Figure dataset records
◆ ◆ ◆ ◆ ◆

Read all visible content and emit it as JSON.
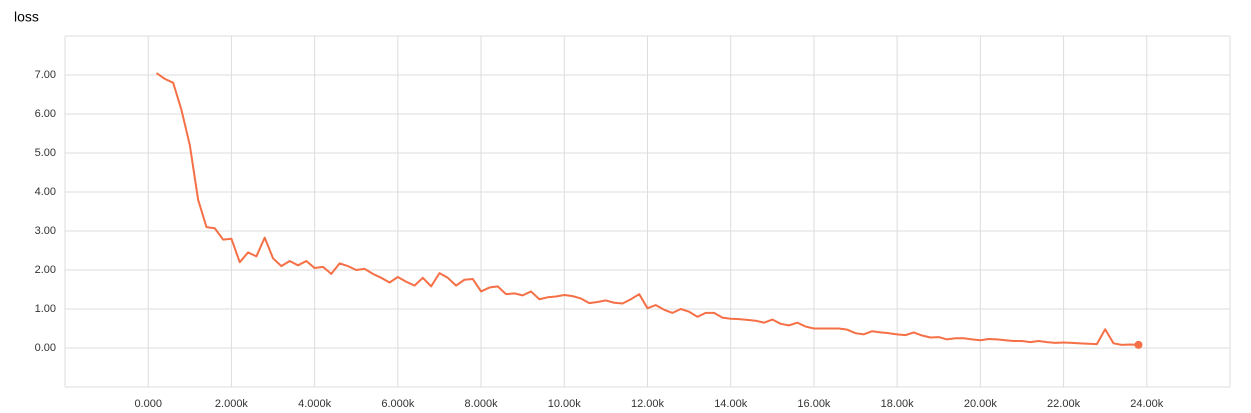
{
  "chart_data": {
    "type": "line",
    "title": "loss",
    "series": [
      {
        "name": "loss",
        "color": "#f57046",
        "x": [
          200,
          400,
          600,
          800,
          1000,
          1200,
          1400,
          1600,
          1800,
          2000,
          2200,
          2400,
          2600,
          2800,
          3000,
          3200,
          3400,
          3600,
          3800,
          4000,
          4200,
          4400,
          4600,
          4800,
          5000,
          5200,
          5400,
          5600,
          5800,
          6000,
          6200,
          6400,
          6600,
          6800,
          7000,
          7200,
          7400,
          7600,
          7800,
          8000,
          8200,
          8400,
          8600,
          8800,
          9000,
          9200,
          9400,
          9600,
          9800,
          10000,
          10200,
          10400,
          10600,
          10800,
          11000,
          11200,
          11400,
          11600,
          11800,
          12000,
          12200,
          12400,
          12600,
          12800,
          13000,
          13200,
          13400,
          13600,
          13800,
          14000,
          14200,
          14400,
          14600,
          14800,
          15000,
          15200,
          15400,
          15600,
          15800,
          16000,
          16200,
          16400,
          16600,
          16800,
          17000,
          17200,
          17400,
          17600,
          17800,
          18000,
          18200,
          18400,
          18600,
          18800,
          19000,
          19200,
          19400,
          19600,
          19800,
          20000,
          20200,
          20400,
          20600,
          20800,
          21000,
          21200,
          21400,
          21600,
          21800,
          22000,
          22200,
          22400,
          22600,
          22800,
          23000,
          23200,
          23400,
          23600,
          23800
        ],
        "values": [
          7.05,
          6.9,
          6.8,
          6.1,
          5.2,
          3.8,
          3.1,
          3.07,
          2.78,
          2.8,
          2.2,
          2.45,
          2.35,
          2.83,
          2.3,
          2.1,
          2.23,
          2.12,
          2.23,
          2.05,
          2.08,
          1.9,
          2.17,
          2.1,
          2.0,
          2.03,
          1.9,
          1.8,
          1.68,
          1.82,
          1.7,
          1.6,
          1.8,
          1.58,
          1.92,
          1.8,
          1.6,
          1.75,
          1.77,
          1.45,
          1.55,
          1.58,
          1.38,
          1.4,
          1.35,
          1.45,
          1.25,
          1.3,
          1.32,
          1.36,
          1.33,
          1.27,
          1.15,
          1.18,
          1.22,
          1.16,
          1.14,
          1.25,
          1.38,
          1.02,
          1.1,
          0.98,
          0.9,
          1.0,
          0.93,
          0.8,
          0.9,
          0.9,
          0.78,
          0.75,
          0.74,
          0.72,
          0.7,
          0.65,
          0.73,
          0.62,
          0.58,
          0.65,
          0.55,
          0.5,
          0.5,
          0.5,
          0.5,
          0.47,
          0.38,
          0.35,
          0.43,
          0.4,
          0.38,
          0.35,
          0.33,
          0.4,
          0.32,
          0.27,
          0.28,
          0.22,
          0.25,
          0.25,
          0.22,
          0.2,
          0.23,
          0.22,
          0.2,
          0.18,
          0.18,
          0.15,
          0.18,
          0.15,
          0.13,
          0.14,
          0.13,
          0.12,
          0.11,
          0.1,
          0.48,
          0.12,
          0.08,
          0.09,
          0.08
        ]
      }
    ],
    "xlim": [
      -2000,
      26000
    ],
    "xticks": [
      {
        "value": 0,
        "label": "0.000"
      },
      {
        "value": 2000,
        "label": "2.000k"
      },
      {
        "value": 4000,
        "label": "4.000k"
      },
      {
        "value": 6000,
        "label": "6.000k"
      },
      {
        "value": 8000,
        "label": "8.000k"
      },
      {
        "value": 10000,
        "label": "10.00k"
      },
      {
        "value": 12000,
        "label": "12.00k"
      },
      {
        "value": 14000,
        "label": "14.00k"
      },
      {
        "value": 16000,
        "label": "16.00k"
      },
      {
        "value": 18000,
        "label": "18.00k"
      },
      {
        "value": 20000,
        "label": "20.00k"
      },
      {
        "value": 22000,
        "label": "22.00k"
      },
      {
        "value": 24000,
        "label": "24.00k"
      }
    ],
    "ylim": [
      -1,
      8
    ],
    "yticks": [
      {
        "value": 0,
        "label": "0.00"
      },
      {
        "value": 1,
        "label": "1.00"
      },
      {
        "value": 2,
        "label": "2.00"
      },
      {
        "value": 3,
        "label": "3.00"
      },
      {
        "value": 4,
        "label": "4.00"
      },
      {
        "value": 5,
        "label": "5.00"
      },
      {
        "value": 6,
        "label": "6.00"
      },
      {
        "value": 7,
        "label": "7.00"
      }
    ],
    "grid": true
  }
}
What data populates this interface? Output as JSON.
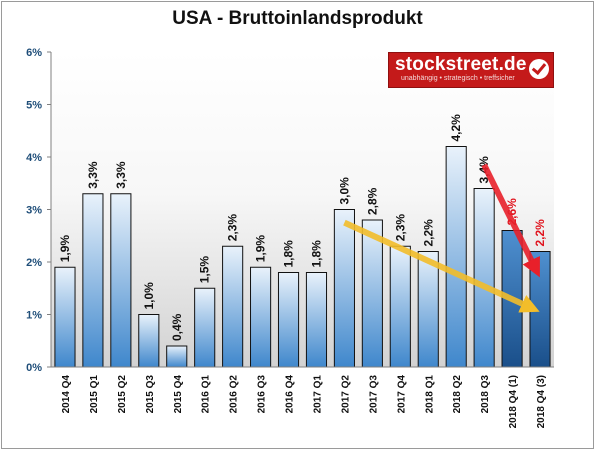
{
  "chart_data": {
    "type": "bar",
    "title": "USA - Bruttoinlandsprodukt",
    "categories": [
      "2014 Q4",
      "2015 Q1",
      "2015 Q2",
      "2015 Q3",
      "2015 Q4",
      "2016 Q1",
      "2016 Q2",
      "2016 Q3",
      "2016 Q4",
      "2017 Q1",
      "2017 Q2",
      "2017 Q3",
      "2017 Q4",
      "2018 Q1",
      "2018 Q2",
      "2018 Q3",
      "2018 Q4 (1)",
      "2018 Q4 (3)"
    ],
    "values": [
      1.9,
      3.3,
      3.3,
      1.0,
      0.4,
      1.5,
      2.3,
      1.9,
      1.8,
      1.8,
      3.0,
      2.8,
      2.3,
      2.2,
      4.2,
      3.4,
      2.6,
      2.2
    ],
    "data_labels": [
      "1,9%",
      "3,3%",
      "3,3%",
      "1,0%",
      "0,4%",
      "1,5%",
      "2,3%",
      "1,9%",
      "1,8%",
      "1,8%",
      "3,0%",
      "2,8%",
      "2,3%",
      "2,2%",
      "4,2%",
      "3,4%",
      "2,6%",
      "2,2%"
    ],
    "highlighted": [
      false,
      false,
      false,
      false,
      false,
      false,
      false,
      false,
      false,
      false,
      false,
      false,
      false,
      false,
      false,
      false,
      true,
      true
    ],
    "ylim": [
      0,
      6
    ],
    "yticks": [
      0,
      1,
      2,
      3,
      4,
      5,
      6
    ],
    "ytick_labels": [
      "0%",
      "1%",
      "2%",
      "3%",
      "4%",
      "5%",
      "6%"
    ],
    "xlabel": "",
    "ylabel": "",
    "grid": false,
    "colors": {
      "bar_top": "#e9f2fb",
      "bar_bottom": "#3f87cc",
      "bar_hl_top": "#4f90d0",
      "bar_hl_bottom": "#1a4f8a",
      "label_normal": "#111111",
      "label_highlight": "#e0141e",
      "yellow_arrow": "#f2bd2a",
      "red_arrow": "#e8202a",
      "tick_label": "#1f4e79"
    },
    "annotations": [
      {
        "type": "trend-arrow",
        "color": "yellow",
        "from": {
          "category": "2017 Q2",
          "value": 2.75
        },
        "to": {
          "category": "2018 Q4 (3)",
          "value": 1.05
        }
      },
      {
        "type": "trend-arrow",
        "color": "red",
        "from": {
          "category": "2018 Q3",
          "value": 3.85
        },
        "to": {
          "category": "2018 Q4 (3)",
          "value": 1.7
        }
      }
    ]
  },
  "logo": {
    "name": "stockstreet.de",
    "tagline": "unabhängig • strategisch • treffsicher"
  }
}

◆ ◆ ◆ ◆ ◆

TASK GOAL:
Skip the images and write out the rest of the listing exactly.

RESULT FOR THIS TASK:
Read all visible content and emit it as JSON.
{
  "chart_data": {
    "type": "line",
    "title": "loss",
    "series": [
      {
        "name": "loss",
        "color": "#f57046",
        "x": [
          200,
          400,
          600,
          800,
          1000,
          1200,
          1400,
          1600,
          1800,
          2000,
          2200,
          2400,
          2600,
          2800,
          3000,
          3200,
          3400,
          3600,
          3800,
          4000,
          4200,
          4400,
          4600,
          4800,
          5000,
          5200,
          5400,
          5600,
          5800,
          6000,
          6200,
          6400,
          6600,
          6800,
          7000,
          7200,
          7400,
          7600,
          7800,
          8000,
          8200,
          8400,
          8600,
          8800,
          9000,
          9200,
          9400,
          9600,
          9800,
          10000,
          10200,
          10400,
          10600,
          10800,
          11000,
          11200,
          11400,
          11600,
          11800,
          12000,
          12200,
          12400,
          12600,
          12800,
          13000,
          13200,
          13400,
          13600,
          13800,
          14000,
          14200,
          14400,
          14600,
          14800,
          15000,
          15200,
          15400,
          15600,
          15800,
          16000,
          16200,
          16400,
          16600,
          16800,
          17000,
          17200,
          17400,
          17600,
          17800,
          18000,
          18200,
          18400,
          18600,
          18800,
          19000,
          19200,
          19400,
          19600,
          19800,
          20000,
          20200,
          20400,
          20600,
          20800,
          21000,
          21200,
          21400,
          21600,
          21800,
          22000,
          22200,
          22400,
          22600,
          22800,
          23000,
          23200,
          23400,
          23600,
          23800
        ],
        "values": [
          7.05,
          6.9,
          6.8,
          6.1,
          5.2,
          3.8,
          3.1,
          3.07,
          2.78,
          2.8,
          2.2,
          2.45,
          2.35,
          2.83,
          2.3,
          2.1,
          2.23,
          2.12,
          2.23,
          2.05,
          2.08,
          1.9,
          2.17,
          2.1,
          2.0,
          2.03,
          1.9,
          1.8,
          1.68,
          1.82,
          1.7,
          1.6,
          1.8,
          1.58,
          1.92,
          1.8,
          1.6,
          1.75,
          1.77,
          1.45,
          1.55,
          1.58,
          1.38,
          1.4,
          1.35,
          1.45,
          1.25,
          1.3,
          1.32,
          1.36,
          1.33,
          1.27,
          1.15,
          1.18,
          1.22,
          1.16,
          1.14,
          1.25,
          1.38,
          1.02,
          1.1,
          0.98,
          0.9,
          1.0,
          0.93,
          0.8,
          0.9,
          0.9,
          0.78,
          0.75,
          0.74,
          0.72,
          0.7,
          0.65,
          0.73,
          0.62,
          0.58,
          0.65,
          0.55,
          0.5,
          0.5,
          0.5,
          0.5,
          0.47,
          0.38,
          0.35,
          0.43,
          0.4,
          0.38,
          0.35,
          0.33,
          0.4,
          0.32,
          0.27,
          0.28,
          0.22,
          0.25,
          0.25,
          0.22,
          0.2,
          0.23,
          0.22,
          0.2,
          0.18,
          0.18,
          0.15,
          0.18,
          0.15,
          0.13,
          0.14,
          0.13,
          0.12,
          0.11,
          0.1,
          0.48,
          0.12,
          0.08,
          0.09,
          0.08
        ]
      }
    ],
    "xlim": [
      -2000,
      26000
    ],
    "xticks": [
      {
        "value": 0,
        "label": "0.000"
      },
      {
        "value": 2000,
        "label": "2.000k"
      },
      {
        "value": 4000,
        "label": "4.000k"
      },
      {
        "value": 6000,
        "label": "6.000k"
      },
      {
        "value": 8000,
        "label": "8.000k"
      },
      {
        "value": 10000,
        "label": "10.00k"
      },
      {
        "value": 12000,
        "label": "12.00k"
      },
      {
        "value": 14000,
        "label": "14.00k"
      },
      {
        "value": 16000,
        "label": "16.00k"
      },
      {
        "value": 18000,
        "label": "18.00k"
      },
      {
        "value": 20000,
        "label": "20.00k"
      },
      {
        "value": 22000,
        "label": "22.00k"
      },
      {
        "value": 24000,
        "label": "24.00k"
      }
    ],
    "ylim": [
      -1,
      8
    ],
    "yticks": [
      {
        "value": 0,
        "label": "0.00"
      },
      {
        "value": 1,
        "label": "1.00"
      },
      {
        "value": 2,
        "label": "2.00"
      },
      {
        "value": 3,
        "label": "3.00"
      },
      {
        "value": 4,
        "label": "4.00"
      },
      {
        "value": 5,
        "label": "5.00"
      },
      {
        "value": 6,
        "label": "6.00"
      },
      {
        "value": 7,
        "label": "7.00"
      }
    ],
    "grid": true
  }
}
What data populates this interface? Output as JSON.
{
  "chart_data": {
    "type": "bar",
    "title": "USA - Bruttoinlandsprodukt",
    "categories": [
      "2014 Q4",
      "2015 Q1",
      "2015 Q2",
      "2015 Q3",
      "2015 Q4",
      "2016 Q1",
      "2016 Q2",
      "2016 Q3",
      "2016 Q4",
      "2017 Q1",
      "2017 Q2",
      "2017 Q3",
      "2017 Q4",
      "2018 Q1",
      "2018 Q2",
      "2018 Q3",
      "2018 Q4 (1)",
      "2018 Q4 (3)"
    ],
    "values": [
      1.9,
      3.3,
      3.3,
      1.0,
      0.4,
      1.5,
      2.3,
      1.9,
      1.8,
      1.8,
      3.0,
      2.8,
      2.3,
      2.2,
      4.2,
      3.4,
      2.6,
      2.2
    ],
    "data_labels": [
      "1,9%",
      "3,3%",
      "3,3%",
      "1,0%",
      "0,4%",
      "1,5%",
      "2,3%",
      "1,9%",
      "1,8%",
      "1,8%",
      "3,0%",
      "2,8%",
      "2,3%",
      "2,2%",
      "4,2%",
      "3,4%",
      "2,6%",
      "2,2%"
    ],
    "highlighted": [
      false,
      false,
      false,
      false,
      false,
      false,
      false,
      false,
      false,
      false,
      false,
      false,
      false,
      false,
      false,
      false,
      true,
      true
    ],
    "ylim": [
      0,
      6
    ],
    "yticks": [
      0,
      1,
      2,
      3,
      4,
      5,
      6
    ],
    "ytick_labels": [
      "0%",
      "1%",
      "2%",
      "3%",
      "4%",
      "5%",
      "6%"
    ],
    "xlabel": "",
    "ylabel": "",
    "grid": false,
    "colors": {
      "bar_top": "#e9f2fb",
      "bar_bottom": "#3f87cc",
      "bar_hl_top": "#4f90d0",
      "bar_hl_bottom": "#1a4f8a",
      "label_normal": "#111111",
      "label_highlight": "#e0141e",
      "yellow_arrow": "#f2bd2a",
      "red_arrow": "#e8202a",
      "tick_label": "#1f4e79"
    },
    "annotations": [
      {
        "type": "trend-arrow",
        "color": "yellow",
        "from": {
          "category": "2017 Q2",
          "value": 2.75
        },
        "to": {
          "category": "2018 Q4 (3)",
          "value": 1.05
        }
      },
      {
        "type": "trend-arrow",
        "color": "red",
        "from": {
          "category": "2018 Q3",
          "value": 3.85
        },
        "to": {
          "category": "2018 Q4 (3)",
          "value": 1.7
        }
      }
    ]
  },
  "logo": {
    "name": "stockstreet.de",
    "tagline": "unabhängig • strategisch • treffsicher"
  }
}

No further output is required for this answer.